ACTIVITY: Copy each line of the data below in which the word "shot" can be found.

EXERCISE DATA:
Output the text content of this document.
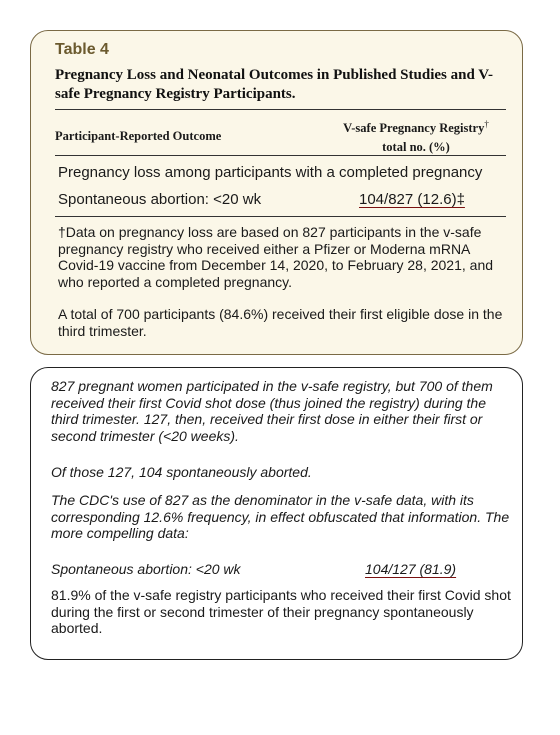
Table 4
Pregnancy Loss and Neonatal Outcomes in Published Studies and V-safe Pregnancy Registry Participants.
Participant-Reported Outcome
V-safe Pregnancy Registry†
total no. (%)
Pregnancy loss among participants with a completed pregnancy
Spontaneous abortion: <20 wk	104/827 (12.6)‡
†Data on pregnancy loss are based on 827 participants in the v-safe pregnancy registry who received either a Pfizer or Moderna mRNA Covid-19 vaccine from December 14, 2020, to February 28, 2021, and who reported a completed pregnancy.
A total of 700 participants (84.6%) received their first eligible dose in the third trimester.
827 pregnant women participated in the v-safe registry, but 700 of them received their first Covid shot dose (thus joined the registry) during the third trimester. 127, then, received their first dose in either their first or second trimester (<20 weeks).
Of those 127, 104 spontaneously aborted.
The CDC's use of 827 as the denominator in the v-safe data, with its corresponding 12.6% frequency, in effect obfuscated that information. The more compelling data:
Spontaneous abortion: <20 wk	104/127 (81.9)
81.9% of the v-safe registry participants who received their first Covid shot during the first or second trimester of their pregnancy spontaneously aborted.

ANSWER AREA:
827 pregnant women participated in the v-safe registry, but 700 of them received their first Covid shot dose (thus joined the registry) during the third trimester. 127, then, received their first dose in either their first or second trimester (<20 weeks).
81.9% of the v-safe registry participants who received their first Covid shot during the first or second trimester of their pregnancy spontaneously aborted.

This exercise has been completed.